(Stored records)
:::

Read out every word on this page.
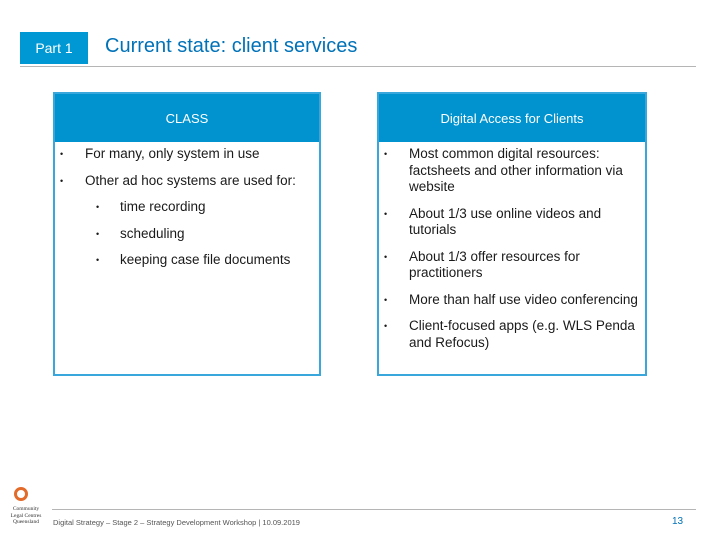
Part 1 Current state: client services
CLASS	Digital Access for Clients
• For many, only system in use
• Other ad hoc systems are used for:
• time recording
• scheduling
• keeping case file documents
• Most common digital resources: factsheets and other information via website
• About 1/3 use online videos and tutorials
• About 1/3 offer resources for practitioners
• More than half use video conferencing
• Client-focused apps (e.g. WLS Penda and Refocus)
Community
Legal Centres
Queensland	Digital Strategy – Stage 2 – Strategy Development Workshop | 10.09.2019	13
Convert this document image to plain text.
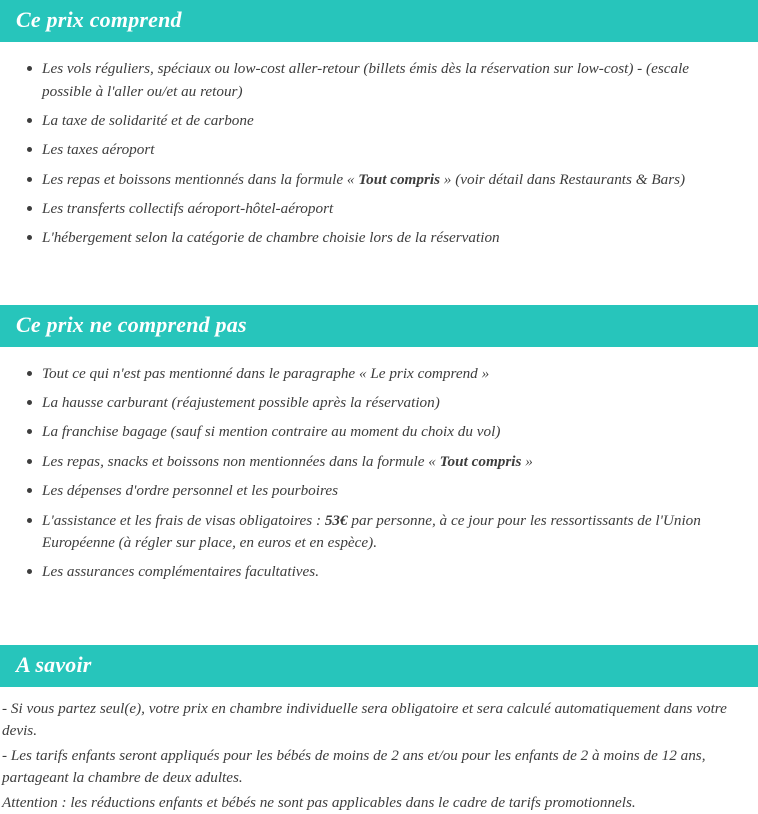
Ce prix comprend
Les vols réguliers, spéciaux ou low-cost aller-retour (billets émis dès la réservation sur low-cost) - (escale possible à l'aller ou/et au retour)
La taxe de solidarité et de carbone
Les taxes aéroport
Les repas et boissons mentionnés dans la formule « Tout compris » (voir détail dans Restaurants & Bars)
Les transferts collectifs aéroport-hôtel-aéroport
L'hébergement selon la catégorie de chambre choisie lors de la réservation
Ce prix ne comprend pas
Tout ce qui n'est pas mentionné dans le paragraphe « Le prix comprend »
La hausse carburant (réajustement possible après la réservation)
La franchise bagage (sauf si mention contraire au moment du choix du vol)
Les repas, snacks et boissons non mentionnées dans la formule « Tout compris »
Les dépenses d'ordre personnel et les pourboires
L'assistance et les frais de visas obligatoires : 53€ par personne, à ce jour pour les ressortissants de l'Union Européenne (à régler sur place, en euros et en espèce).
Les assurances complémentaires facultatives.
A savoir

- Si vous partez seul(e), votre prix en chambre individuelle sera obligatoire et sera calculé automatiquement dans votre devis.

- Les tarifs enfants seront appliqués pour les bébés de moins de 2 ans et/ou pour les enfants de 2 à moins de 12 ans, partageant la chambre de deux adultes.

Attention : les réductions enfants et bébés ne sont pas applicables dans le cadre de tarifs promotionnels.
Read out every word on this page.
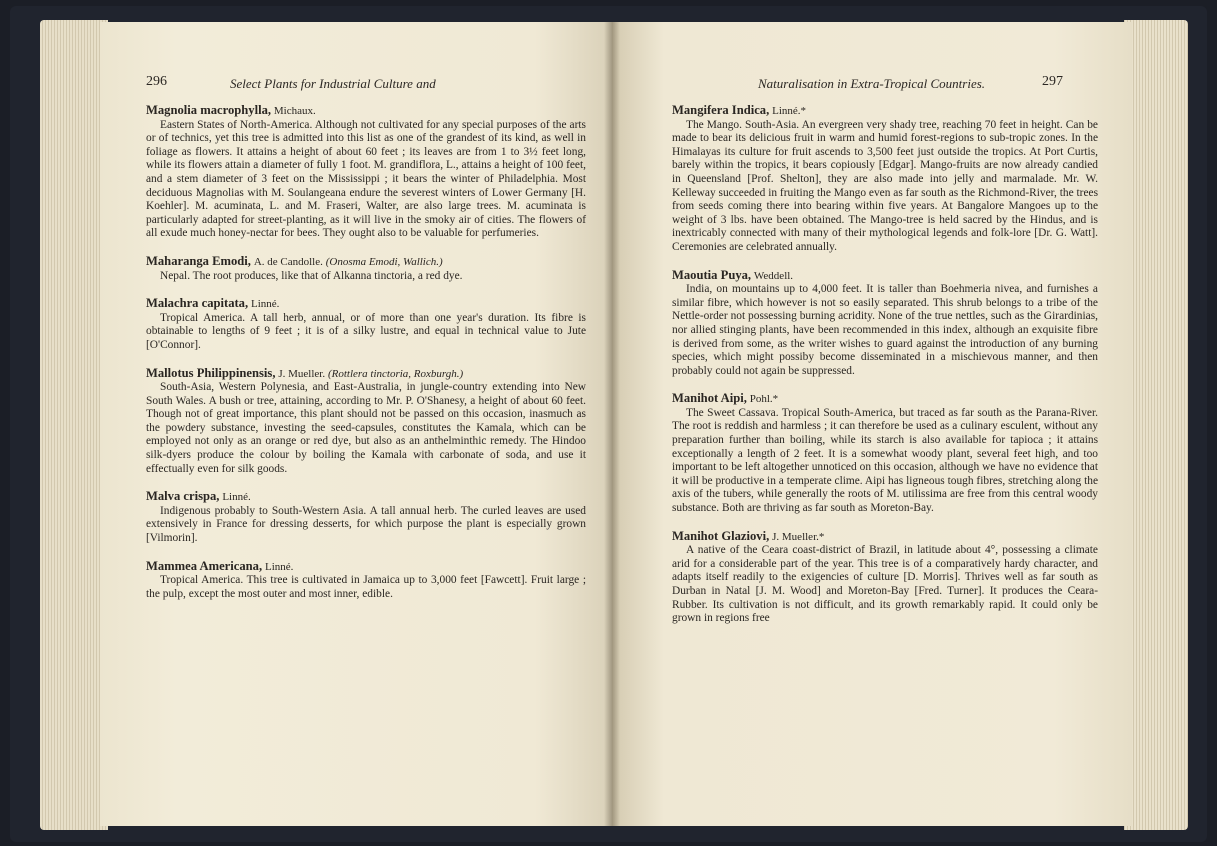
296	Select Plants for Industrial Culture and
Magnolia macrophylla, Michaux.

Eastern States of North-America. Although not cultivated for any special purposes of the arts or of technics, yet this tree is admitted into this list as one of the grandest of its kind, as well in foliage as flowers. It attains a height of about 60 feet ; its leaves are from 1 to 3½ feet long, while its flowers attain a diameter of fully 1 foot. M. grandiflora, L., attains a height of 100 feet, and a stem diameter of 3 feet on the Mississippi ; it bears the winter of Philadelphia. Most deciduous Magnolias with M. Soulangeana endure the severest winters of Lower Germany [H. Koehler]. M. acuminata, L. and M. Fraseri, Walter, are also large trees. M. acuminata is particularly adapted for street-planting, as it will live in the smoky air of cities. The flowers of all exude much honey-nectar for bees. They ought also to be valuable for perfumeries.

Maharanga Emodi, A. de Candolle. (Onosma Emodi, Wallich.)

Nepal. The root produces, like that of Alkanna tinctoria, a red dye.

Malachra capitata, Linné.

Tropical America. A tall herb, annual, or of more than one year's duration. Its fibre is obtainable to lengths of 9 feet ; it is of a silky lustre, and equal in technical value to Jute [O'Connor].

Mallotus Philippinensis, J. Mueller. (Rottlera tinctoria, Roxburgh.)

South-Asia, Western Polynesia, and East-Australia, in jungle-country extending into New South Wales. A bush or tree, attaining, according to Mr. P. O'Shanesy, a height of about 60 feet. Though not of great importance, this plant should not be passed on this occasion, inasmuch as the powdery substance, investing the seed-capsules, constitutes the Kamala, which can be employed not only as an orange or red dye, but also as an anthelminthic remedy. The Hindoo silk-dyers produce the colour by boiling the Kamala with carbonate of soda, and use it effectually even for silk goods.

Malva crispa, Linné.

Indigenous probably to South-Western Asia. A tall annual herb. The curled leaves are used extensively in France for dressing desserts, for which purpose the plant is especially grown [Vilmorin].

Mammea Americana, Linné.

Tropical America. This tree is cultivated in Jamaica up to 3,000 feet [Fawcett]. Fruit large ; the pulp, except the most outer and most inner, edible.

Naturalisation in Extra-Tropical Countries.	297
Mangifera Indica, Linné.*

The Mango. South-Asia. An evergreen very shady tree, reaching 70 feet in height. Can be made to bear its delicious fruit in warm and humid forest-regions to sub-tropic zones. In the Himalayas its culture for fruit ascends to 3,500 feet just outside the tropics. At Port Curtis, barely within the tropics, it bears copiously [Edgar]. Mango-fruits are now already candied in Queensland [Prof. Shelton], they are also made into jelly and marmalade. Mr. W. Kelleway succeeded in fruiting the Mango even as far south as the Richmond-River, the trees from seeds coming there into bearing within five years. At Bangalore Mangoes up to the weight of 3 lbs. have been obtained. The Mango-tree is held sacred by the Hindus, and is inextricably connected with many of their mythological legends and folk-lore [Dr. G. Watt]. Ceremonies are celebrated annually.

Maoutia Puya, Weddell.

India, on mountains up to 4,000 feet. It is taller than Boehmeria nivea, and furnishes a similar fibre, which however is not so easily separated. This shrub belongs to a tribe of the Nettle-order not possessing burning acridity. None of the true nettles, such as the Girardinias, nor allied stinging plants, have been recommended in this index, although an exquisite fibre is derived from some, as the writer wishes to guard against the introduction of any burning species, which might possiby become disseminated in a mischievous manner, and then probably could not again be suppressed.

Manihot Aipi, Pohl.*

The Sweet Cassava. Tropical South-America, but traced as far south as the Parana-River. The root is reddish and harmless ; it can therefore be used as a culinary esculent, without any preparation further than boiling, while its starch is also available for tapioca ; it attains exceptionally a length of 2 feet. It is a somewhat woody plant, several feet high, and too important to be left altogether unnoticed on this occasion, although we have no evidence that it will be productive in a temperate clime. Aipi has ligneous tough fibres, stretching along the axis of the tubers, while generally the roots of M. utilissima are free from this central woody substance. Both are thriving as far south as Moreton-Bay.

Manihot Glaziovi, J. Mueller.*

A native of the Ceara coast-district of Brazil, in latitude about 4°, possessing a climate arid for a considerable part of the year. This tree is of a comparatively hardy character, and adapts itself readily to the exigencies of culture [D. Morris]. Thrives well as far south as Durban in Natal [J. M. Wood] and Moreton-Bay [Fred. Turner]. It produces the Ceara-Rubber. Its cultivation is not difficult, and its growth remarkably rapid. It could only be grown in regions free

:::

**EXERCISE**. From the material above, reproduce everything verbatim except the pictures.

**ANSWER TO THE TASK**.
Read out every word on this page.
Part 1 Current state: client services
CLASS	Digital Access for Clients
• For many, only system in use
• Other ad hoc systems are used for:
• time recording
• scheduling
• keeping case file documents
• Most common digital resources: factsheets and other information via website
• About 1/3 use online videos and tutorials
• About 1/3 offer resources for practitioners
• More than half use video conferencing
• Client-focused apps (e.g. WLS Penda and Refocus)
Community
Legal Centres
Queensland	Digital Strategy – Stage 2 – Strategy Development Workshop | 10.09.2019	13
Convert this document image to plain text.
Ce prix comprend
Les vols réguliers, spéciaux ou low-cost aller-retour (billets émis dès la réservation sur low-cost) - (escale possible à l'aller ou/et au retour)
La taxe de solidarité et de carbone
Les taxes aéroport
Les repas et boissons mentionnés dans la formule « Tout compris » (voir détail dans Restaurants & Bars)
Les transferts collectifs aéroport-hôtel-aéroport
L'hébergement selon la catégorie de chambre choisie lors de la réservation
Ce prix ne comprend pas
Tout ce qui n'est pas mentionné dans le paragraphe « Le prix comprend »
La hausse carburant (réajustement possible après la réservation)
La franchise bagage (sauf si mention contraire au moment du choix du vol)
Les repas, snacks et boissons non mentionnées dans la formule « Tout compris »
Les dépenses d'ordre personnel et les pourboires
L'assistance et les frais de visas obligatoires : 53€ par personne, à ce jour pour les ressortissants de l'Union Européenne (à régler sur place, en euros et en espèce).
Les assurances complémentaires facultatives.
A savoir

- Si vous partez seul(e), votre prix en chambre individuelle sera obligatoire et sera calculé automatiquement dans votre devis.

- Les tarifs enfants seront appliqués pour les bébés de moins de 2 ans et/ou pour les enfants de 2 à moins de 12 ans, partageant la chambre de deux adultes.

Attention : les réductions enfants et bébés ne sont pas applicables dans le cadre de tarifs promotionnels.
Read out every word on this page.
296	Select Plants for Industrial Culture and
Magnolia macrophylla, Michaux.

Eastern States of North-America. Although not cultivated for any special purposes of the arts or of technics, yet this tree is admitted into this list as one of the grandest of its kind, as well in foliage as flowers. It attains a height of about 60 feet ; its leaves are from 1 to 3½ feet long, while its flowers attain a diameter of fully 1 foot. M. grandiflora, L., attains a height of 100 feet, and a stem diameter of 3 feet on the Mississippi ; it bears the winter of Philadelphia. Most deciduous Magnolias with M. Soulangeana endure the severest winters of Lower Germany [H. Koehler]. M. acuminata, L. and M. Fraseri, Walter, are also large trees. M. acuminata is particularly adapted for street-planting, as it will live in the smoky air of cities. The flowers of all exude much honey-nectar for bees. They ought also to be valuable for perfumeries.

Maharanga Emodi, A. de Candolle. (Onosma Emodi, Wallich.)

Nepal. The root produces, like that of Alkanna tinctoria, a red dye.

Malachra capitata, Linné.

Tropical America. A tall herb, annual, or of more than one year's duration. Its fibre is obtainable to lengths of 9 feet ; it is of a silky lustre, and equal in technical value to Jute [O'Connor].

Mallotus Philippinensis, J. Mueller. (Rottlera tinctoria, Roxburgh.)

South-Asia, Western Polynesia, and East-Australia, in jungle-country extending into New South Wales. A bush or tree, attaining, according to Mr. P. O'Shanesy, a height of about 60 feet. Though not of great importance, this plant should not be passed on this occasion, inasmuch as the powdery substance, investing the seed-capsules, constitutes the Kamala, which can be employed not only as an orange or red dye, but also as an anthelminthic remedy. The Hindoo silk-dyers produce the colour by boiling the Kamala with carbonate of soda, and use it effectually even for silk goods.

Malva crispa, Linné.

Indigenous probably to South-Western Asia. A tall annual herb. The curled leaves are used extensively in France for dressing desserts, for which purpose the plant is especially grown [Vilmorin].

Mammea Americana, Linné.

Tropical America. This tree is cultivated in Jamaica up to 3,000 feet [Fawcett]. Fruit large ; the pulp, except the most outer and most inner, edible.

Naturalisation in Extra-Tropical Countries.	297
Mangifera Indica, Linné.*

The Mango. South-Asia. An evergreen very shady tree, reaching 70 feet in height. Can be made to bear its delicious fruit in warm and humid forest-regions to sub-tropic zones. In the Himalayas its culture for fruit ascends to 3,500 feet just outside the tropics. At Port Curtis, barely within the tropics, it bears copiously [Edgar]. Mango-fruits are now already candied in Queensland [Prof. Shelton], they are also made into jelly and marmalade. Mr. W. Kelleway succeeded in fruiting the Mango even as far south as the Richmond-River, the trees from seeds coming there into bearing within five years. At Bangalore Mangoes up to the weight of 3 lbs. have been obtained. The Mango-tree is held sacred by the Hindus, and is inextricably connected with many of their mythological legends and folk-lore [Dr. G. Watt]. Ceremonies are celebrated annually.

Maoutia Puya, Weddell.

India, on mountains up to 4,000 feet. It is taller than Boehmeria nivea, and furnishes a similar fibre, which however is not so easily separated. This shrub belongs to a tribe of the Nettle-order not possessing burning acridity. None of the true nettles, such as the Girardinias, nor allied stinging plants, have been recommended in this index, although an exquisite fibre is derived from some, as the writer wishes to guard against the introduction of any burning species, which might possiby become disseminated in a mischievous manner, and then probably could not again be suppressed.

Manihot Aipi, Pohl.*

The Sweet Cassava. Tropical South-America, but traced as far south as the Parana-River. The root is reddish and harmless ; it can therefore be used as a culinary esculent, without any preparation further than boiling, while its starch is also available for tapioca ; it attains exceptionally a length of 2 feet. It is a somewhat woody plant, several feet high, and too important to be left altogether unnoticed on this occasion, although we have no evidence that it will be productive in a temperate clime. Aipi has ligneous tough fibres, stretching along the axis of the tubers, while generally the roots of M. utilissima are free from this central woody substance. Both are thriving as far south as Moreton-Bay.

Manihot Glaziovi, J. Mueller.*

A native of the Ceara coast-district of Brazil, in latitude about 4°, possessing a climate arid for a considerable part of the year. This tree is of a comparatively hardy character, and adapts itself readily to the exigencies of culture [D. Morris]. Thrives well as far south as Durban in Natal [J. M. Wood] and Moreton-Bay [Fred. Turner]. It produces the Ceara-Rubber. Its cultivation is not difficult, and its growth remarkably rapid. It could only be grown in regions free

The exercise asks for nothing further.